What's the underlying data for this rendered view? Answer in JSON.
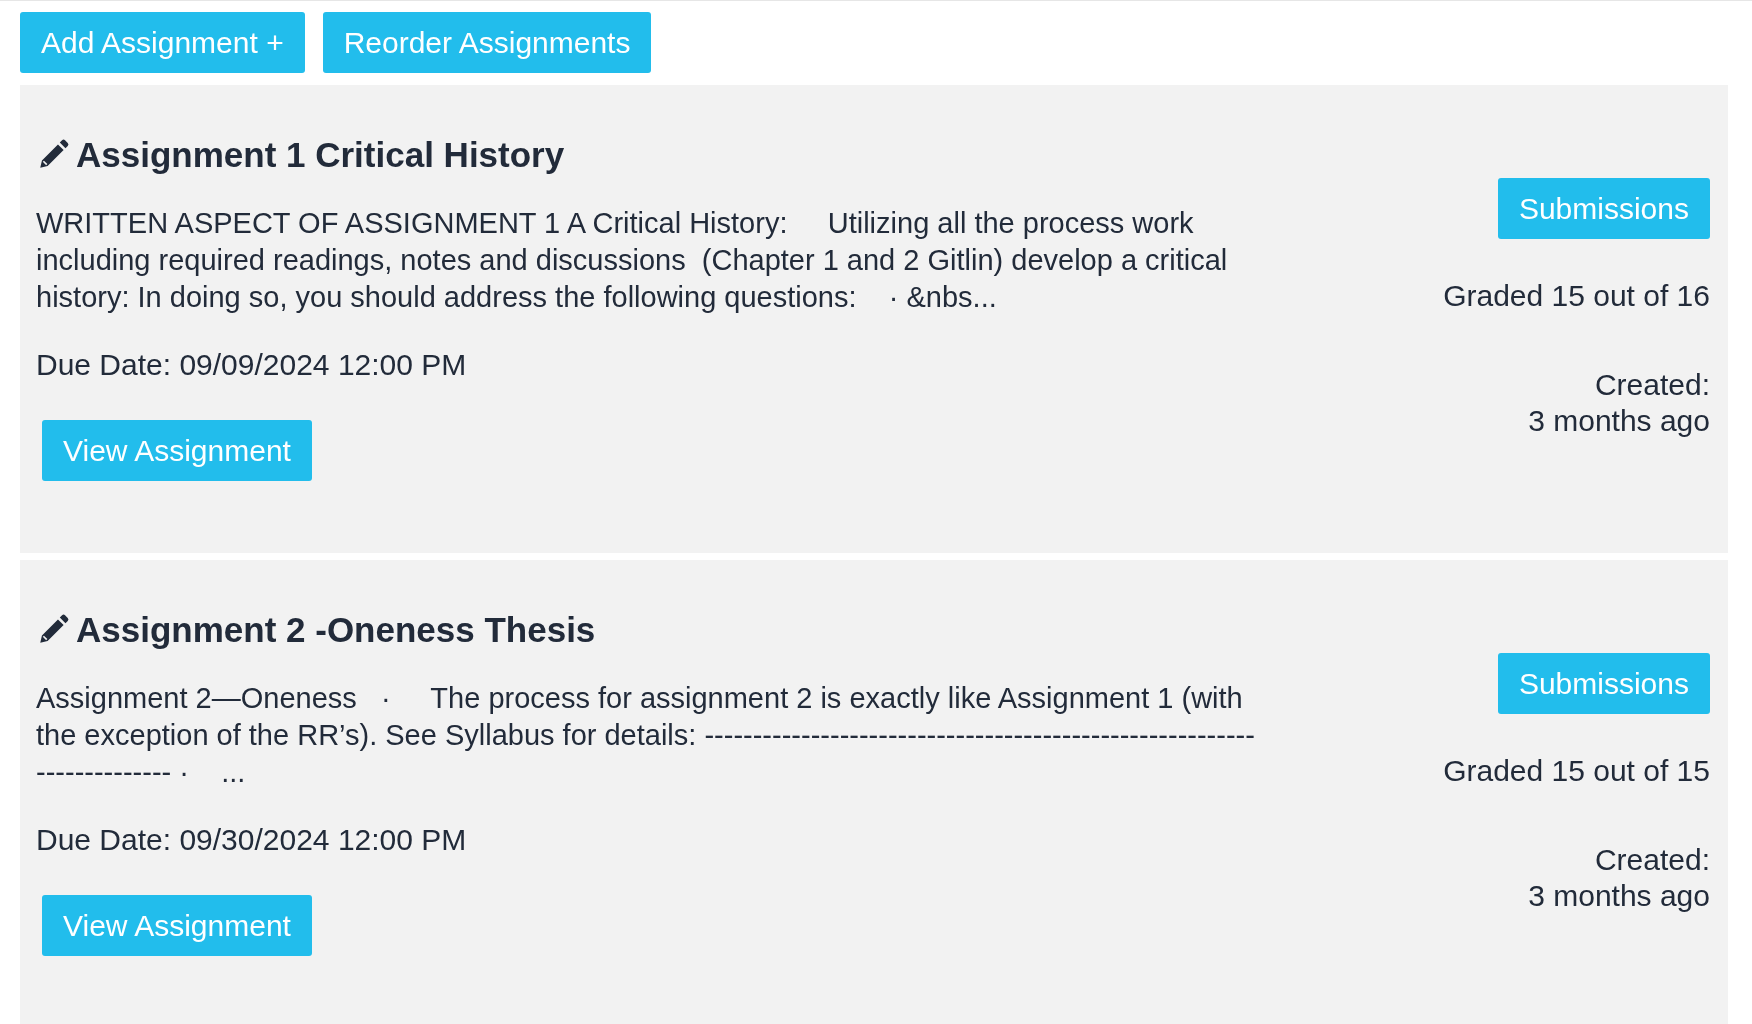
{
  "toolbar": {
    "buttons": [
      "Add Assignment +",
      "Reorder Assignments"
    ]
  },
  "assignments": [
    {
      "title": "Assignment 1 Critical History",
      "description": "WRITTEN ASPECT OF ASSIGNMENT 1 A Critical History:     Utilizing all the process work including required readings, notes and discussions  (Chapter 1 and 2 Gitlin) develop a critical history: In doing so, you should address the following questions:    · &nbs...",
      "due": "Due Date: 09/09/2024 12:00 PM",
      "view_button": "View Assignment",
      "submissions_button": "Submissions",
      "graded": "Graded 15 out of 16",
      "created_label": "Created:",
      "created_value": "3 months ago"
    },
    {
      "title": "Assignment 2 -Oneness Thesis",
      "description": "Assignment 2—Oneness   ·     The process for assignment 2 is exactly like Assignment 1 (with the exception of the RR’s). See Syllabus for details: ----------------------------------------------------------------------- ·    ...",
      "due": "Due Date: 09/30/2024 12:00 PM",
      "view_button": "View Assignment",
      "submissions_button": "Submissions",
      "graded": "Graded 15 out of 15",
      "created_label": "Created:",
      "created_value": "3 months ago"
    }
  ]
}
□ □ □ □ □
State the number of lines above that hold the string "description", with nothing added.

— Correct answer —
2